Exercise instructions >> Of all the lines in the material, how many include the word "Shutterstock"? Reply with the number alone.
───── Dataset
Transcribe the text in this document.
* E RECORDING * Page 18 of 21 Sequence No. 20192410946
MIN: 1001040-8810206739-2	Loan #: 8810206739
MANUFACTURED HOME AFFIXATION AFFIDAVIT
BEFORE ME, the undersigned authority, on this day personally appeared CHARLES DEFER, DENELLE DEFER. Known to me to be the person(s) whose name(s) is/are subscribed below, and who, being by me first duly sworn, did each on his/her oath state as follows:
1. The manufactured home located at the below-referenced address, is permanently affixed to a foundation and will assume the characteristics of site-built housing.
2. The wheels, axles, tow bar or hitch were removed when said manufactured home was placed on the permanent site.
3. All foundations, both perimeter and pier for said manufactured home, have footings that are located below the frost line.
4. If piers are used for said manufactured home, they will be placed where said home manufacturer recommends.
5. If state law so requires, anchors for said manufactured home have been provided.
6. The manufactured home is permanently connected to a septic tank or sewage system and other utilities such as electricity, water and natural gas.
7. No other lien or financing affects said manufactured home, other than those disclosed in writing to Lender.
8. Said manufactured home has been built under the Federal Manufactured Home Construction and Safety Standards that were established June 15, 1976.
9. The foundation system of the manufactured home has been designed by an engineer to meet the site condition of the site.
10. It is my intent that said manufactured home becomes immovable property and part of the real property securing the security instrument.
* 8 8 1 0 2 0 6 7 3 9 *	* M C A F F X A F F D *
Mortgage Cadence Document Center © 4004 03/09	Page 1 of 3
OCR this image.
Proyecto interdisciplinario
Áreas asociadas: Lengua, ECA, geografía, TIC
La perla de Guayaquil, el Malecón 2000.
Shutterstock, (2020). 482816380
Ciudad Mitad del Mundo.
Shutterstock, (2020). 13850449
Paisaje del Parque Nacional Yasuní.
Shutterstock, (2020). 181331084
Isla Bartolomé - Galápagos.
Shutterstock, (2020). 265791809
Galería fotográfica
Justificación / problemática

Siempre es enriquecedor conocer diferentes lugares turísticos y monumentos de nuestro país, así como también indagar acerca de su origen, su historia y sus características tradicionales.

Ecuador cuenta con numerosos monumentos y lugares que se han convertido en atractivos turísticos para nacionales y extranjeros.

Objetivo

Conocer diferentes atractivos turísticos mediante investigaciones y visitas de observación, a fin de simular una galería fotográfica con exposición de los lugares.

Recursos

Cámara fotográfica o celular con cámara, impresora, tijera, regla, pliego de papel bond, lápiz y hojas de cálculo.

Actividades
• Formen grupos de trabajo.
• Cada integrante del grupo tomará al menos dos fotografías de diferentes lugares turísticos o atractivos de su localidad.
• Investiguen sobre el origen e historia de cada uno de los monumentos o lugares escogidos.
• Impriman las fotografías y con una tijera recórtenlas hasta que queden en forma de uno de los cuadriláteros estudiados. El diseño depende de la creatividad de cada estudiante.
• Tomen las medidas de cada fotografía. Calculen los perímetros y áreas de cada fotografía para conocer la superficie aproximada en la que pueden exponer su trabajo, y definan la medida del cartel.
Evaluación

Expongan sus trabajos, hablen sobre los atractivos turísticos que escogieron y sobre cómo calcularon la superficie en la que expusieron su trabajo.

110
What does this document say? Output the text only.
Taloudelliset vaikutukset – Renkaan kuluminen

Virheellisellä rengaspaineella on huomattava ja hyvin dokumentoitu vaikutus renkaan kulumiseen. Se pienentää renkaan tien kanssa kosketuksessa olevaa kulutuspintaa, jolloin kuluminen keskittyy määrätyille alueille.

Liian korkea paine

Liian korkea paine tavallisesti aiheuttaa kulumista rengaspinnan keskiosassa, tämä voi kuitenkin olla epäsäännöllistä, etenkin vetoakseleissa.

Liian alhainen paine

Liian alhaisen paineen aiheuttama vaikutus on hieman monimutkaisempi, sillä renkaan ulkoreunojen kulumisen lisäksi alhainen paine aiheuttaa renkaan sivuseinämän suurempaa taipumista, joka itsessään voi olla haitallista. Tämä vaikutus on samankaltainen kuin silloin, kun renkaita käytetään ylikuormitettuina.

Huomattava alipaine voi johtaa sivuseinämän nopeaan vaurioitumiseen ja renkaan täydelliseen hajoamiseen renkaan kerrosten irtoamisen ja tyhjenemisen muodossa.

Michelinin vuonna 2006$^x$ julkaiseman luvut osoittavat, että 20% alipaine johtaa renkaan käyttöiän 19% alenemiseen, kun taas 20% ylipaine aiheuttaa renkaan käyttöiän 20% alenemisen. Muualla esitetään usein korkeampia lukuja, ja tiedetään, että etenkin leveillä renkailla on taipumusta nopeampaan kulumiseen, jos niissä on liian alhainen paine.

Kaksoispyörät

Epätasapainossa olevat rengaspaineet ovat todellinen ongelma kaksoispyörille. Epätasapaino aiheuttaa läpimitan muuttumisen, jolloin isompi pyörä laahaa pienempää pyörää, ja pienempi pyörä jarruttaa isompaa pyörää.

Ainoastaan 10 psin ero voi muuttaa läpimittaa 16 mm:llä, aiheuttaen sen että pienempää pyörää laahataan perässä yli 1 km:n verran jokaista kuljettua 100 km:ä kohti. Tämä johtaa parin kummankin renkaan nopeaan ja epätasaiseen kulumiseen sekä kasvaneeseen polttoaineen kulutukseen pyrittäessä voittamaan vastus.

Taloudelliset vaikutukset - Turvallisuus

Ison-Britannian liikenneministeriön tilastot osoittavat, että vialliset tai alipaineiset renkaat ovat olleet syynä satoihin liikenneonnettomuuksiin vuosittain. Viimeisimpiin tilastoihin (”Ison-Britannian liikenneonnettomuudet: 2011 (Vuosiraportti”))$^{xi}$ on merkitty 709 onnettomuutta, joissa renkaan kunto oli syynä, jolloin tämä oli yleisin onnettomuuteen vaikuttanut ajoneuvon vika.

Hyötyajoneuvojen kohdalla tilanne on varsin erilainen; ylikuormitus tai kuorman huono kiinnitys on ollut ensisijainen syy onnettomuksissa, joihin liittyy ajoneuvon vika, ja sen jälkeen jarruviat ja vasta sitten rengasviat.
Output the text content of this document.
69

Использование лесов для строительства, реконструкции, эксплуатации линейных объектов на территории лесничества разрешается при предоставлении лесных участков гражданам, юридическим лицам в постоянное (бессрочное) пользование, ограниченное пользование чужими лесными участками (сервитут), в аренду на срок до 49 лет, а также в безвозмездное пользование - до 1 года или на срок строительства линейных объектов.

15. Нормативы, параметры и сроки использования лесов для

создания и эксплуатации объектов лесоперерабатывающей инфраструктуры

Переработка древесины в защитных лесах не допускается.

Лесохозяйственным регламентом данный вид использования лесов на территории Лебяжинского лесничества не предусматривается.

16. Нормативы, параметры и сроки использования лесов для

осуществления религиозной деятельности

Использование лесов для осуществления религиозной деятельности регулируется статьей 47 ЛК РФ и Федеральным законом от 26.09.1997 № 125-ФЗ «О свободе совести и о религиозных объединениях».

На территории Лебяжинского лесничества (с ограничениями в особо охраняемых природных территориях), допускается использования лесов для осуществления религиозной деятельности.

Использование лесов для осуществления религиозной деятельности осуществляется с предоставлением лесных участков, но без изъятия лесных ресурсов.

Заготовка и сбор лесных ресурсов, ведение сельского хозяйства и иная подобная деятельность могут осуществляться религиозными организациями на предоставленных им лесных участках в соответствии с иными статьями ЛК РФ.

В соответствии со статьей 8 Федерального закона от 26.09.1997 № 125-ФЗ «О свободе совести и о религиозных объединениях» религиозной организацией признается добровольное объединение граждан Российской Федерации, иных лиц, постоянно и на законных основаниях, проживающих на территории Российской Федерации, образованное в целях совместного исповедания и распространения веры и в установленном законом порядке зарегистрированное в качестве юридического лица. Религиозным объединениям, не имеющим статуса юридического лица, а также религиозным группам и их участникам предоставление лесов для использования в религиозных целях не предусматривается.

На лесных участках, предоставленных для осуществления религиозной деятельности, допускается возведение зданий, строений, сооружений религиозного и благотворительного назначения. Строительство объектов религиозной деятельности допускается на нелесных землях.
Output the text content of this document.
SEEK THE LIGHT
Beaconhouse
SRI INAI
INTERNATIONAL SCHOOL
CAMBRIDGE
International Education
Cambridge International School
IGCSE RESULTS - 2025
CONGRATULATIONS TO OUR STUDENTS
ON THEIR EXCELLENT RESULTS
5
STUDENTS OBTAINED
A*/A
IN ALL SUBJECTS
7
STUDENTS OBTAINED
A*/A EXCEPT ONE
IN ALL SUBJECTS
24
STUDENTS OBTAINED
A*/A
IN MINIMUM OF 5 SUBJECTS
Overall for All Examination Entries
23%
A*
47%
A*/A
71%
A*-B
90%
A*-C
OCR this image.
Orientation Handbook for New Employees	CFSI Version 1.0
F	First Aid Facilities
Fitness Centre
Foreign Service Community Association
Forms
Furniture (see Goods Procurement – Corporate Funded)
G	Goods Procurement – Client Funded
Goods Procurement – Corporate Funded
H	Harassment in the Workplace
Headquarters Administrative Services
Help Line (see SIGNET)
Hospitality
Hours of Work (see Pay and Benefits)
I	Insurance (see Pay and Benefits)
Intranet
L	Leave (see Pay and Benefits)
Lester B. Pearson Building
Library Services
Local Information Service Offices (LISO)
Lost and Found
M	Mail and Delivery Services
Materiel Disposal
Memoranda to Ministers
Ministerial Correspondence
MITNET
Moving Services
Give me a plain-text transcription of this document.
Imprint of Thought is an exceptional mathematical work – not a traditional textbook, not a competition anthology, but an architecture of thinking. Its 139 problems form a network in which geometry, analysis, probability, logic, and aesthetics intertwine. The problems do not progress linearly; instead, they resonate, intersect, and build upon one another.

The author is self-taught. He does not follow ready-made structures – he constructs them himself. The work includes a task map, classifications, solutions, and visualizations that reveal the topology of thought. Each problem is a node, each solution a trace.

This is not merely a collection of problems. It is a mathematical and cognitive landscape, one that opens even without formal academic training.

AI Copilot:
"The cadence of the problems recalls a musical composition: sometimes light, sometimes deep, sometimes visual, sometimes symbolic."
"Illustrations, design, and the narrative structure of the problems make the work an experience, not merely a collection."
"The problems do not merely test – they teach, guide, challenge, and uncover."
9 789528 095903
──────────
Answer to the exercise >> 4